● DATA SUPPLIED:
-----
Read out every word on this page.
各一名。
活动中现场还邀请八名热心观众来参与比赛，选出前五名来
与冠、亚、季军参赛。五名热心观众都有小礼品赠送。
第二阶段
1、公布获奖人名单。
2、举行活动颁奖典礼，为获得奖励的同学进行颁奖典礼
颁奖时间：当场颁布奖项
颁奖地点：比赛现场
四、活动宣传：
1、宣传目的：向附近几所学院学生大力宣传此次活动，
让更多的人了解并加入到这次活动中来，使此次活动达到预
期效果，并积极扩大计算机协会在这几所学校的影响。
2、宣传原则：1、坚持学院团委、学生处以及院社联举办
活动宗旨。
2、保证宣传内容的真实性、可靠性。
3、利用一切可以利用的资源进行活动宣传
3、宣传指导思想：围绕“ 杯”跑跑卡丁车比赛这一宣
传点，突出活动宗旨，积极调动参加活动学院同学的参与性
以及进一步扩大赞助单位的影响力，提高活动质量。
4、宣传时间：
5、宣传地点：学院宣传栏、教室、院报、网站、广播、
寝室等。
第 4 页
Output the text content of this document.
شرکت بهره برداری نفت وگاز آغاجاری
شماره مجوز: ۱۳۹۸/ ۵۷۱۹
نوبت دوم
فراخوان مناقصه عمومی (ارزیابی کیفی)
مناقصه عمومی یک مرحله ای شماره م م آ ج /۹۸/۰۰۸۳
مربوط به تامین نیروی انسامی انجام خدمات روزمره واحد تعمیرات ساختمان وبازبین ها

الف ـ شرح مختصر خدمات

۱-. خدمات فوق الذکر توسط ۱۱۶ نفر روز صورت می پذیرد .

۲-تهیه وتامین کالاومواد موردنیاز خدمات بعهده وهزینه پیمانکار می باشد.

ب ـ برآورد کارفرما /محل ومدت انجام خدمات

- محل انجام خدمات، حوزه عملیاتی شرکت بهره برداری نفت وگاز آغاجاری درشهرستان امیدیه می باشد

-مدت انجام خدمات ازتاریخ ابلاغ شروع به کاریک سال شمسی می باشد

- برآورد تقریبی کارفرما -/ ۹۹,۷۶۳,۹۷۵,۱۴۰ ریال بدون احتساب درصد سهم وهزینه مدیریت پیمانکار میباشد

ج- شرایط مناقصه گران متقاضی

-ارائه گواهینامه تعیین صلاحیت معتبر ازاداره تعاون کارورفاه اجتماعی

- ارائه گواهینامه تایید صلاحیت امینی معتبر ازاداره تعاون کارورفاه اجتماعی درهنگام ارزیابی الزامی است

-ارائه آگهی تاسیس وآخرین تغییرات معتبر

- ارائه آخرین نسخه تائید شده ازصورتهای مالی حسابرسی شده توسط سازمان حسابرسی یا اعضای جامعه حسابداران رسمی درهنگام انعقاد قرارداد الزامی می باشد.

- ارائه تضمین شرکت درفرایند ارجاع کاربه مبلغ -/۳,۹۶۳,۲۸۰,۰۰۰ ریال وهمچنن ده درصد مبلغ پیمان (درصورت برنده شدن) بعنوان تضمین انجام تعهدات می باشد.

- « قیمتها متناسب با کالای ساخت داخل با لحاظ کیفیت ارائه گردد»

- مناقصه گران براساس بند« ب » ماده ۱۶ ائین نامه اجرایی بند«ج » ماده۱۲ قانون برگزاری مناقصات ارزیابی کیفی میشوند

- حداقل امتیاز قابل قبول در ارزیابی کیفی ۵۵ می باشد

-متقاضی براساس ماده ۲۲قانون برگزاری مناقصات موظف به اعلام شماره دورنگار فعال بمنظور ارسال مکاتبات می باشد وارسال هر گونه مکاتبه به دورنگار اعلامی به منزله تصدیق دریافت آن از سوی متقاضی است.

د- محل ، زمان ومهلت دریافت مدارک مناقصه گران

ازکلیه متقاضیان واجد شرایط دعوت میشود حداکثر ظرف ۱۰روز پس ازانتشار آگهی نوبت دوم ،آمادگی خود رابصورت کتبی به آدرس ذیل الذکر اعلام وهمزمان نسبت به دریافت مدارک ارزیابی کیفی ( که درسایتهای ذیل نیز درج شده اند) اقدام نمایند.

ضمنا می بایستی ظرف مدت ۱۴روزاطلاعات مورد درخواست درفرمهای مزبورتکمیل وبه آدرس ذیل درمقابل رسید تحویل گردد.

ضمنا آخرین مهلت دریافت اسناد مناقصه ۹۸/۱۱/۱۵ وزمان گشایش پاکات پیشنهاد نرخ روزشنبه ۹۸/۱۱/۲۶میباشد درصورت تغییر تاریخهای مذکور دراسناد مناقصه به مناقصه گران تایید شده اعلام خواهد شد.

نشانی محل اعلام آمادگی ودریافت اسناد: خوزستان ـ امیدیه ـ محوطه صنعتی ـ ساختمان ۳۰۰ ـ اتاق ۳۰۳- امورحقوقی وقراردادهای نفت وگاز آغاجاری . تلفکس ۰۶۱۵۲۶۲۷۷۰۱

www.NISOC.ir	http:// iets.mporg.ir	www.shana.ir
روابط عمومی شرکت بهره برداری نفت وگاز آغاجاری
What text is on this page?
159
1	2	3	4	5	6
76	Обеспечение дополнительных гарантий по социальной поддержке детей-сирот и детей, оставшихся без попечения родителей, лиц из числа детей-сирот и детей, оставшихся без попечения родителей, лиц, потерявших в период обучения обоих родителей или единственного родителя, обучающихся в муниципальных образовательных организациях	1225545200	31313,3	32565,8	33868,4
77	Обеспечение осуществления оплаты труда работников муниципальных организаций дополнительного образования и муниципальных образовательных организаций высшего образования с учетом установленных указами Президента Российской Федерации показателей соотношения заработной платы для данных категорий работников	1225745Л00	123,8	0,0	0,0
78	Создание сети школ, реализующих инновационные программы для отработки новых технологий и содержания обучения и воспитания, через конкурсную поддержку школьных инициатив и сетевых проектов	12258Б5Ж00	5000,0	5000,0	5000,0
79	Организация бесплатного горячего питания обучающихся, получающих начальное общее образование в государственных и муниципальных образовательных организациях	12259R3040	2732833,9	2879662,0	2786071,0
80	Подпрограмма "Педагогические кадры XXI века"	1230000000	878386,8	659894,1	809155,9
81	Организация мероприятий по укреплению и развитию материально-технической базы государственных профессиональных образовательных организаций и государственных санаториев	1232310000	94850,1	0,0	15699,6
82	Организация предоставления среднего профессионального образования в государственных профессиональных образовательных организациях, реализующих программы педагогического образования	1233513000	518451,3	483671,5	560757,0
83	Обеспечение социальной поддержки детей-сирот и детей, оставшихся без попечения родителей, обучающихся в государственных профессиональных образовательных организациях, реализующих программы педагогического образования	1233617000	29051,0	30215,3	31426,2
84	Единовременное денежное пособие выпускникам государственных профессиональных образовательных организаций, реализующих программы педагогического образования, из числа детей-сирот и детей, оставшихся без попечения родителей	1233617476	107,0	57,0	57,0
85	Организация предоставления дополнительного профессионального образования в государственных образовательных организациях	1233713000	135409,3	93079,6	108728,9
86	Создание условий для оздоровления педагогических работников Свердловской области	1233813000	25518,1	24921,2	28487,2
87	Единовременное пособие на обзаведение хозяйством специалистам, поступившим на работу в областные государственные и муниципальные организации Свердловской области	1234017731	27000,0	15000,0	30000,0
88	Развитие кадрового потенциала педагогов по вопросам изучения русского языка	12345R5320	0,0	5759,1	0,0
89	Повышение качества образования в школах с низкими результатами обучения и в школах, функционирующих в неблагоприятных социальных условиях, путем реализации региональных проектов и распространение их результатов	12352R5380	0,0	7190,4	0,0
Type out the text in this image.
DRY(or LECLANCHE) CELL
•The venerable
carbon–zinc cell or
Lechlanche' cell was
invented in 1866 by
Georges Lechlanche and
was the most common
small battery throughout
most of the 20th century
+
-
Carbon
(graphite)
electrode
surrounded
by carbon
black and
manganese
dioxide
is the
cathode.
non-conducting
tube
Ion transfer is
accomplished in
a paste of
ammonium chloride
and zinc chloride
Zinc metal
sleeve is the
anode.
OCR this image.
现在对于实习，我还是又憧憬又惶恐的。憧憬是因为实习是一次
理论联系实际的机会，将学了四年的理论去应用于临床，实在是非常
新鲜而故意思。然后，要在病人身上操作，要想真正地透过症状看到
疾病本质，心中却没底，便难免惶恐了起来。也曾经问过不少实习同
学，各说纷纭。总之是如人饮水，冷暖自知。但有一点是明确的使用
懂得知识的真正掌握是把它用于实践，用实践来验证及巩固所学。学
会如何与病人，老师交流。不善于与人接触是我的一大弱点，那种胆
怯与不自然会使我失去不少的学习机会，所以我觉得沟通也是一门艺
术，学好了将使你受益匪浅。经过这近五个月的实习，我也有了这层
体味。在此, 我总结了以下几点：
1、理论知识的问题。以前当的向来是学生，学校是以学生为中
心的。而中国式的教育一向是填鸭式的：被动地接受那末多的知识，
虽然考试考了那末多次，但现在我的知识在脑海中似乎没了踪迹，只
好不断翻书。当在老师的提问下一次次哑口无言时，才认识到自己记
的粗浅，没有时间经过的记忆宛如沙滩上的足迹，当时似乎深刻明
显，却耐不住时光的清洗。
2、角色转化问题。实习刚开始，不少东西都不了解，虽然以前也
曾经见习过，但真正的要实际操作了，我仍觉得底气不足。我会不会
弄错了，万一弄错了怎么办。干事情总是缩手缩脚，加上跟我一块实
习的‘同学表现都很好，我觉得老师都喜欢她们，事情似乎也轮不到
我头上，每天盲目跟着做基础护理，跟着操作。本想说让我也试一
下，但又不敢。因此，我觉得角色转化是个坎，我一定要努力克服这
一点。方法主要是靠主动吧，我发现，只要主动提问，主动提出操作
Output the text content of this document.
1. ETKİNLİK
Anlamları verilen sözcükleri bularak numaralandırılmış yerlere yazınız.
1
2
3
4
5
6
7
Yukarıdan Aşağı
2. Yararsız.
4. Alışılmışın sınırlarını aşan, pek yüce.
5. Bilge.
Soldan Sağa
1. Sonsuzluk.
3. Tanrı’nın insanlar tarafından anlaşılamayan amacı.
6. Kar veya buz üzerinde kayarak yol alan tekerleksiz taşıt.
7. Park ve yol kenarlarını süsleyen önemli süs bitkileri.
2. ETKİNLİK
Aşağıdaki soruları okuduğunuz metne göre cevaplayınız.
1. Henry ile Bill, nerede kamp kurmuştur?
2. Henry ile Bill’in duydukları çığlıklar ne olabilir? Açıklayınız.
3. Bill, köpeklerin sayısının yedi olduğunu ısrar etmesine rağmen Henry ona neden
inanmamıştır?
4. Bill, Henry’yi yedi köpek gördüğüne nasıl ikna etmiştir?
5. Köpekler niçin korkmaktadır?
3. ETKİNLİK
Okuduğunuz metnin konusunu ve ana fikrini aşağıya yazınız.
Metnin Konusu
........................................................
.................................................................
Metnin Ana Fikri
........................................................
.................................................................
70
-----
● AIM OF THE EXERCISE: Copy each line of the preceding data that contains the string "most".

● OUTPUT FOR THIS TASK:
was the most common
most of the 20th century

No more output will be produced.